What needs to be done
Print the listing below verbatim, starting from its first line and continuing through the line that contains "insured-title: Застрахованный bbox=[532, 510, 728, 531]", with both of those lines included.

(Records from a collection)

+ + + + + + +

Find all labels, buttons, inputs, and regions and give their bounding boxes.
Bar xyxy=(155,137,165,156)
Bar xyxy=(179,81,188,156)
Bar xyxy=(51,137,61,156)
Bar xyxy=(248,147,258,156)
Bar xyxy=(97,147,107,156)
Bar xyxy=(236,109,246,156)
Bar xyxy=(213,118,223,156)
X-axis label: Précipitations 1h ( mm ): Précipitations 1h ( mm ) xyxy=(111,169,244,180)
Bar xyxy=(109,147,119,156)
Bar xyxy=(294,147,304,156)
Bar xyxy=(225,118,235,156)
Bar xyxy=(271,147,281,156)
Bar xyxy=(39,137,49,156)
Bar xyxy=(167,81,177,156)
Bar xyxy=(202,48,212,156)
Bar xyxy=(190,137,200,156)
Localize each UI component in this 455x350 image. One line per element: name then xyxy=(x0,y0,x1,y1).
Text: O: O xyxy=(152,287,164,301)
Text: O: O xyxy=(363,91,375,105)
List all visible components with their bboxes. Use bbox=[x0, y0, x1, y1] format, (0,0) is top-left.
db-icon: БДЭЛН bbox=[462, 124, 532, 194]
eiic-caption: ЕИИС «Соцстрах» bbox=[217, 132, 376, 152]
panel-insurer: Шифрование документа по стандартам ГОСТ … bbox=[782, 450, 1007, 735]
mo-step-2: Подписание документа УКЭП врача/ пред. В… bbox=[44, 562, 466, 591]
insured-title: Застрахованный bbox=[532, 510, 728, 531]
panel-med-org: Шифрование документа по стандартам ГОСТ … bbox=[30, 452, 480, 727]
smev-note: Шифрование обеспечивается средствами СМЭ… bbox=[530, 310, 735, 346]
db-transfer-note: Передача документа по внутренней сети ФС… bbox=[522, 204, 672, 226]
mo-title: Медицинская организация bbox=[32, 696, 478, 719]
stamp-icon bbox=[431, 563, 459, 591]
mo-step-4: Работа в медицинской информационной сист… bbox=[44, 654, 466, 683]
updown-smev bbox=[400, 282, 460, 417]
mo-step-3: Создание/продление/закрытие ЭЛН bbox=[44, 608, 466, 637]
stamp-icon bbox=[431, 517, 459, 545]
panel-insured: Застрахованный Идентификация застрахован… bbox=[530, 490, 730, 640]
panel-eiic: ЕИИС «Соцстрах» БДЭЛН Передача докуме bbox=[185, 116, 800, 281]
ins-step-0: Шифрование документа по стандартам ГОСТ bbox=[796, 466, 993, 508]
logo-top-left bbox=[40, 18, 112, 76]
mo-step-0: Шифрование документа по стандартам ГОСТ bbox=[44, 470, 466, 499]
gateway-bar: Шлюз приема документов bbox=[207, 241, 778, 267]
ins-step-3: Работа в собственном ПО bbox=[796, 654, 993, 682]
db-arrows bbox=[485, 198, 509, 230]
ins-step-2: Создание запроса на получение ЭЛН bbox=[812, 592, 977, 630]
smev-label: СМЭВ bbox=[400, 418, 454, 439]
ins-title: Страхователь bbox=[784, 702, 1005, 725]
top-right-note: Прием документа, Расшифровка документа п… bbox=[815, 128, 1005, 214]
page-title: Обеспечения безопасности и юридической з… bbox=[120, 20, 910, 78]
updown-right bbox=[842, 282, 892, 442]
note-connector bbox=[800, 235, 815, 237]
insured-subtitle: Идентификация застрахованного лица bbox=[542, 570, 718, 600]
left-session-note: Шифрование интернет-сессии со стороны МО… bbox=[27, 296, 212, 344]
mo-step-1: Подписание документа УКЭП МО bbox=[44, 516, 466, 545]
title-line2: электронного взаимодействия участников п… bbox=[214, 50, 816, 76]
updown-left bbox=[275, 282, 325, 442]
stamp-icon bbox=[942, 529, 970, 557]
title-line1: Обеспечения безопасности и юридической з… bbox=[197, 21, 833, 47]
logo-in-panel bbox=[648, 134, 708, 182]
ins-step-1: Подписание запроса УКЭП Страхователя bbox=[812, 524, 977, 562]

+ + + + + + +

Response
Find all labels, buttons, inputs, and regions and give their bounding boxes.
Bar xyxy=(155,137,165,156)
Bar xyxy=(179,81,188,156)
Bar xyxy=(51,137,61,156)
Bar xyxy=(248,147,258,156)
Bar xyxy=(97,147,107,156)
Bar xyxy=(236,109,246,156)
Bar xyxy=(213,118,223,156)
X-axis label: Précipitations 1h ( mm ): Précipitations 1h ( mm ) xyxy=(111,169,244,180)
Bar xyxy=(109,147,119,156)
Bar xyxy=(294,147,304,156)
Bar xyxy=(225,118,235,156)
Bar xyxy=(271,147,281,156)
Bar xyxy=(39,137,49,156)
Bar xyxy=(167,81,177,156)
Bar xyxy=(202,48,212,156)
Bar xyxy=(190,137,200,156)
Localize each UI component in this 455x350 image. One line per element: name then xyxy=(x0,y0,x1,y1).
Text: O: O xyxy=(152,287,164,301)
Text: O: O xyxy=(363,91,375,105)
List all visible components with their bboxes. Use bbox=[x0, y0, x1, y1] format, (0,0) is top-left.
db-icon: БДЭЛН bbox=[462, 124, 532, 194]
eiic-caption: ЕИИС «Соцстрах» bbox=[217, 132, 376, 152]
panel-insurer: Шифрование документа по стандартам ГОСТ … bbox=[782, 450, 1007, 735]
mo-step-2: Подписание документа УКЭП врача/ пред. В… bbox=[44, 562, 466, 591]
insured-title: Застрахованный bbox=[532, 510, 728, 531]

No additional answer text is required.